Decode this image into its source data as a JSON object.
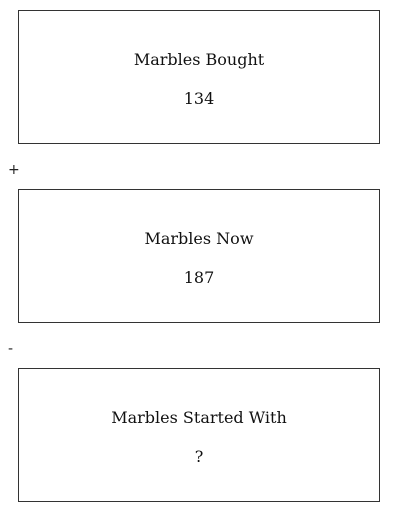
{
  "boxes": [
    {
      "label": "Marbles Bought",
      "value": "134"
    },
    {
      "label": "Marbles Now",
      "value": "187"
    },
    {
      "label": "Marbles Started With",
      "value": "?"
    }
  ],
  "operators": [
    "+",
    "-"
  ]
}
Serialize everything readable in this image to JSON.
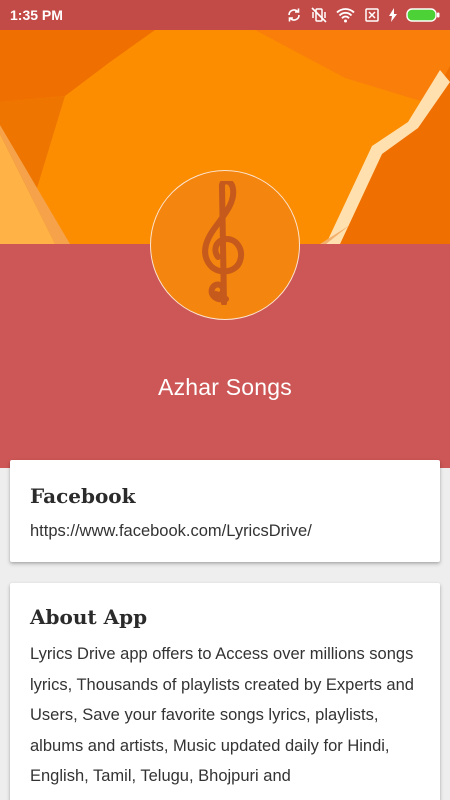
{
  "status_bar": {
    "time": "1:35 PM",
    "icons": [
      "sync-icon",
      "vibrate-off-icon",
      "wifi-icon",
      "no-sim-icon",
      "charging-icon",
      "battery-icon"
    ],
    "battery_color": "#4cd137"
  },
  "profile": {
    "icon": "treble-clef-icon",
    "name": "Azhar Songs"
  },
  "facebook_card": {
    "title": "Facebook",
    "url": "https://www.facebook.com/LyricsDrive/"
  },
  "about_card": {
    "title": "About App",
    "text": "Lyrics Drive app offers to Access over millions songs lyrics, Thousands of playlists created by Experts and Users, Save your favorite songs lyrics, playlists, albums and artists, Music updated daily for Hindi, English, Tamil, Telugu, Bhojpuri and"
  },
  "colors": {
    "status_bar": "#c24b47",
    "header_orange": "#fd8d00",
    "profile_band": "#cd5756",
    "avatar": "#f4850e",
    "clef": "#c55a1c"
  }
}
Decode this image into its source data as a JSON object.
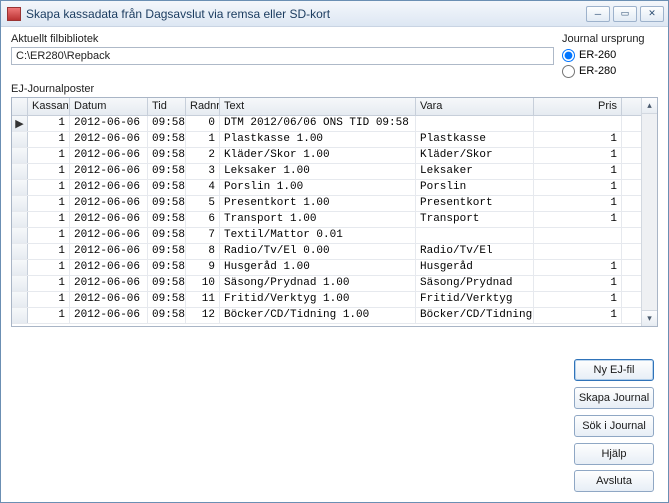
{
  "window": {
    "title": "Skapa kassadata från Dagsavslut via remsa eller SD-kort"
  },
  "pathblock": {
    "label": "Aktuellt filbibliotek",
    "value": "C:\\ER280\\Repback"
  },
  "radio": {
    "label": "Journal ursprung",
    "options": [
      {
        "label": "ER-260",
        "checked": true
      },
      {
        "label": "ER-280",
        "checked": false
      }
    ]
  },
  "grid": {
    "title": "EJ-Journalposter",
    "columns": {
      "kassanr": "Kassanr",
      "datum": "Datum",
      "tid": "Tid",
      "radnr": "Radnr",
      "text": "Text",
      "vara": "Vara",
      "pris": "Pris"
    },
    "rows": [
      {
        "kassanr": "1",
        "datum": "2012-06-06",
        "tid": "09:58",
        "radnr": "0",
        "text": "DTM 2012/06/06 ONS    TID 09:58",
        "vara": "",
        "pris": ""
      },
      {
        "kassanr": "1",
        "datum": "2012-06-06",
        "tid": "09:58",
        "radnr": "1",
        "text": "Plastkasse            1.00",
        "vara": "Plastkasse",
        "pris": "1"
      },
      {
        "kassanr": "1",
        "datum": "2012-06-06",
        "tid": "09:58",
        "radnr": "2",
        "text": "Kläder/Skor           1.00",
        "vara": "Kläder/Skor",
        "pris": "1"
      },
      {
        "kassanr": "1",
        "datum": "2012-06-06",
        "tid": "09:58",
        "radnr": "3",
        "text": "Leksaker              1.00",
        "vara": "Leksaker",
        "pris": "1"
      },
      {
        "kassanr": "1",
        "datum": "2012-06-06",
        "tid": "09:58",
        "radnr": "4",
        "text": "Porslin               1.00",
        "vara": "Porslin",
        "pris": "1"
      },
      {
        "kassanr": "1",
        "datum": "2012-06-06",
        "tid": "09:58",
        "radnr": "5",
        "text": "Presentkort           1.00",
        "vara": "Presentkort",
        "pris": "1"
      },
      {
        "kassanr": "1",
        "datum": "2012-06-06",
        "tid": "09:58",
        "radnr": "6",
        "text": "Transport             1.00",
        "vara": "Transport",
        "pris": "1"
      },
      {
        "kassanr": "1",
        "datum": "2012-06-06",
        "tid": "09:58",
        "radnr": "7",
        "text": "Textil/Mattor         0.01",
        "vara": "",
        "pris": ""
      },
      {
        "kassanr": "1",
        "datum": "2012-06-06",
        "tid": "09:58",
        "radnr": "8",
        "text": "Radio/Tv/El           0.00",
        "vara": "Radio/Tv/El",
        "pris": ""
      },
      {
        "kassanr": "1",
        "datum": "2012-06-06",
        "tid": "09:58",
        "radnr": "9",
        "text": "Husgeråd              1.00",
        "vara": "Husgeråd",
        "pris": "1"
      },
      {
        "kassanr": "1",
        "datum": "2012-06-06",
        "tid": "09:58",
        "radnr": "10",
        "text": "Säsong/Prydnad        1.00",
        "vara": "Säsong/Prydnad",
        "pris": "1"
      },
      {
        "kassanr": "1",
        "datum": "2012-06-06",
        "tid": "09:58",
        "radnr": "11",
        "text": "Fritid/Verktyg        1.00",
        "vara": "Fritid/Verktyg",
        "pris": "1"
      },
      {
        "kassanr": "1",
        "datum": "2012-06-06",
        "tid": "09:58",
        "radnr": "12",
        "text": "Böcker/CD/Tidning     1.00",
        "vara": "Böcker/CD/Tidning",
        "pris": "1"
      }
    ]
  },
  "buttons": {
    "newfile": "Ny EJ-fil",
    "createjournal": "Skapa Journal",
    "searchjournal": "Sök i Journal",
    "help": "Hjälp",
    "close": "Avsluta"
  }
}
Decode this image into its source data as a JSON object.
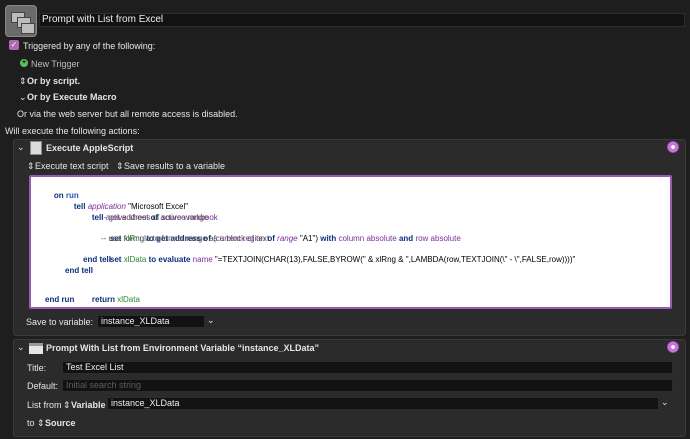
{
  "macro": {
    "title": "Prompt with List from Excel"
  },
  "triggers": {
    "triggered_label": "Triggered by any of the following:",
    "new_trigger": "New Trigger",
    "or_by_script": "Or by script.",
    "or_by_execute": "Or by Execute Macro",
    "web_server_note": "Or via the web server but all remote access is disabled.",
    "will_execute": "Will execute the following actions:"
  },
  "action1": {
    "title": "Execute AppleScript",
    "execute_option": "Execute text script",
    "results_option": "Save results to a variable",
    "save_label": "Save to variable:",
    "save_value": "instance_XLData",
    "code": {
      "l1_kw": "on",
      "l1_b": "run",
      "l2_kw": "tell",
      "l2_cls": "application",
      "l2_str": "\"Microsoft Excel\"",
      "l3_kw": "tell",
      "l3_p1": "active sheet",
      "l3_of": "of",
      "l3_p2": "active workbook",
      "l4": "-- get address of source range",
      "l5_kw": "set",
      "l5_var": "xlRng",
      "l5_to": "to",
      "l5_get": "get address of",
      "l5_p": "(current region",
      "l5_of": "of",
      "l5_cls": "range",
      "l5_s": "\"A1\")",
      "l5_with": "with",
      "l5_p2": "column absolute",
      "l5_and": "and",
      "l5_p3": "row absolute",
      "l6": "-- use formula to format range as a block of text",
      "l7_kw": "set",
      "l7_var": "xlData",
      "l7_to": "to",
      "l7_eval": "evaluate",
      "l7_name": "name",
      "l7_s": "\"=TEXTJOIN(CHAR(13),FALSE,BYROW(\" & xlRng & \",LAMBDA(row,TEXTJOIN(\\\" - \\\",FALSE,row))))\"",
      "l8": "end tell",
      "l9": "end tell",
      "l10_kw": "return",
      "l10_var": "xlData",
      "l11": "end run"
    }
  },
  "action2": {
    "title": "Prompt With List from Environment Variable “instance_XLData”",
    "title_label": "Title:",
    "title_value": "Test Excel List",
    "default_label": "Default:",
    "default_placeholder": "Initial search string",
    "list_from_label": "List from",
    "list_from_option": "Variable",
    "list_from_value": "instance_XLData",
    "to_label": "to",
    "to_option": "Source"
  },
  "colors": {
    "accent": "#b06ab3",
    "background": "#1e1e1e"
  }
}
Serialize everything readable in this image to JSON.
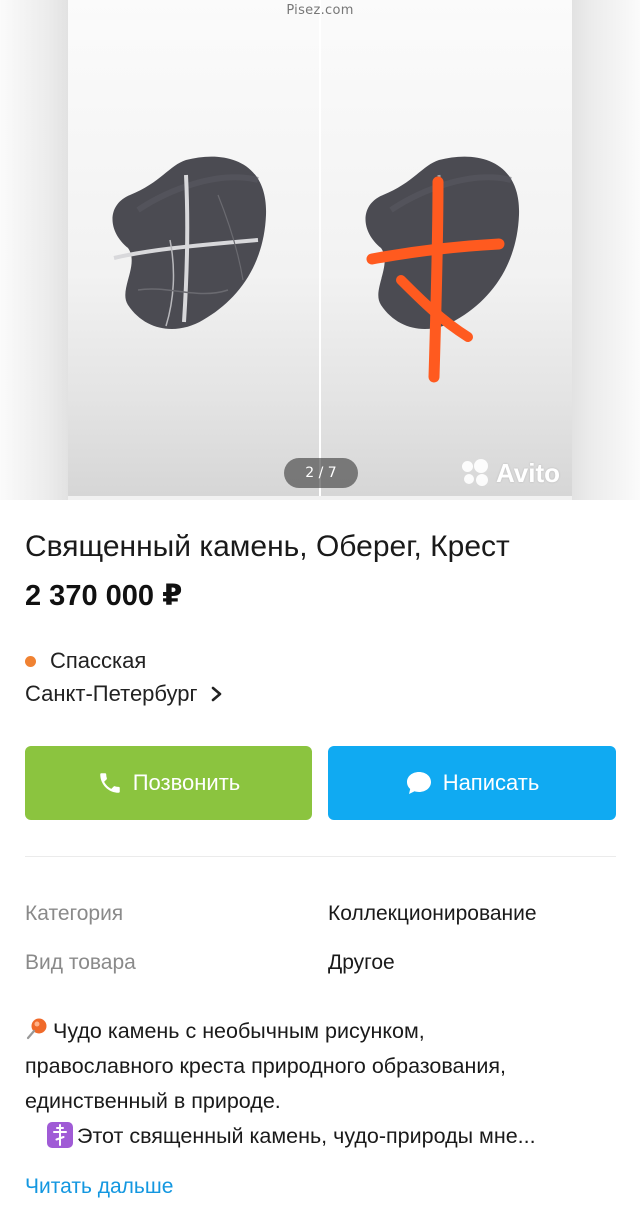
{
  "gallery": {
    "watermark": "Pisez.com",
    "counter": "2 / 7",
    "brand": "Avito",
    "brand_icon": "avito-logo",
    "accent": "#ff5a1f"
  },
  "listing": {
    "title": "Священный камень, Оберег, Крест",
    "price": "2 370 000 ₽"
  },
  "location": {
    "metro": "Спасская",
    "metro_color": "#f08232",
    "city": "Санкт-Петербург"
  },
  "actions": {
    "call_label": "Позвонить",
    "call_icon": "phone-icon",
    "call_color": "#8bc43f",
    "message_label": "Написать",
    "message_icon": "chat-bubble-icon",
    "message_color": "#10aaf2"
  },
  "params": [
    {
      "label": "Категория",
      "value": "Коллекционирование"
    },
    {
      "label": "Вид товара",
      "value": "Другое"
    }
  ],
  "description": {
    "lines": [
      "Чудо камень с необычным рисунком,",
      "православного креста природного образования,",
      "единственный в природе.",
      "Этот священный камень, чудо-природы мне..."
    ],
    "read_more": "Читать дальше"
  }
}
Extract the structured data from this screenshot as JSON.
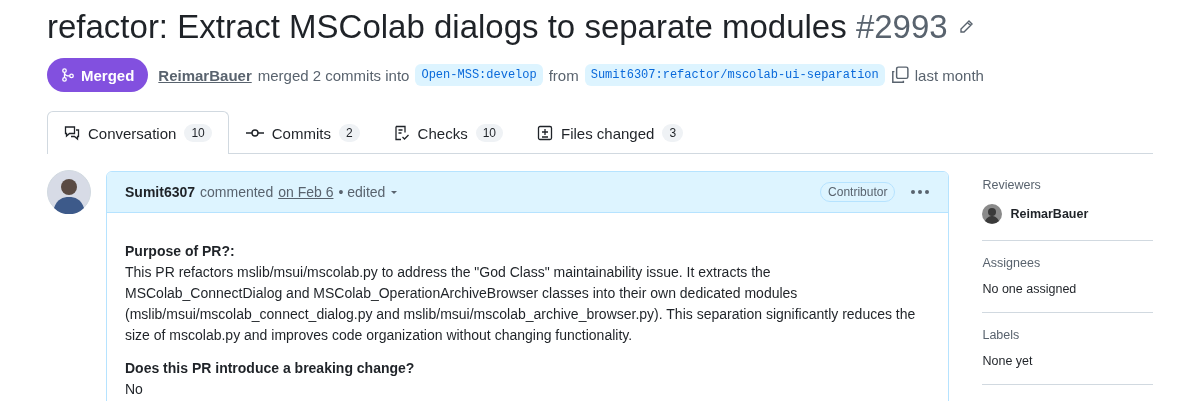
{
  "title": "refactor: Extract MSColab dialogs to separate modules",
  "number": "#2993",
  "status": {
    "label": "Merged"
  },
  "summary": {
    "author": "ReimarBauer",
    "action": "merged 2 commits into",
    "base": "Open-MSS:develop",
    "from": "from",
    "head": "Sumit6307:refactor/mscolab-ui-separation",
    "time": "last month"
  },
  "tabs": [
    {
      "label": "Conversation",
      "count": "10",
      "selected": true
    },
    {
      "label": "Commits",
      "count": "2",
      "selected": false
    },
    {
      "label": "Checks",
      "count": "10",
      "selected": false
    },
    {
      "label": "Files changed",
      "count": "3",
      "selected": false
    }
  ],
  "comment": {
    "author": "Sumit6307",
    "action": "commented",
    "date": "on Feb 6",
    "edited": "• edited",
    "badge": "Contributor",
    "body": [
      {
        "kind": "heading",
        "text": "Purpose of PR?:"
      },
      {
        "kind": "paragraph",
        "text": "This PR refactors mslib/msui/mscolab.py to address the \"God Class\" maintainability issue. It extracts the MSColab_ConnectDialog and MSColab_OperationArchiveBrowser classes into their own dedicated modules (mslib/msui/mscolab_connect_dialog.py and mslib/msui/mscolab_archive_browser.py). This separation significantly reduces the size of mscolab.py and improves code organization without changing functionality."
      },
      {
        "kind": "heading",
        "text": "Does this PR introduce a breaking change?"
      },
      {
        "kind": "paragraph",
        "text": "No"
      }
    ]
  },
  "sidebar": [
    {
      "heading": "Reviewers",
      "value": "ReimarBauer",
      "kind": "person"
    },
    {
      "heading": "Assignees",
      "value": "No one assigned",
      "kind": "text"
    },
    {
      "heading": "Labels",
      "value": "None yet",
      "kind": "text"
    }
  ]
}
----
• **YOUR TASK**: Filter the data, keeping only the lines that contain "tell".

• **RESPONSE TO THIS TASK**:
      "l2_kw": "tell",
      "l3_kw": "tell",
      "l8": "end tell",
      "l9": "end tell",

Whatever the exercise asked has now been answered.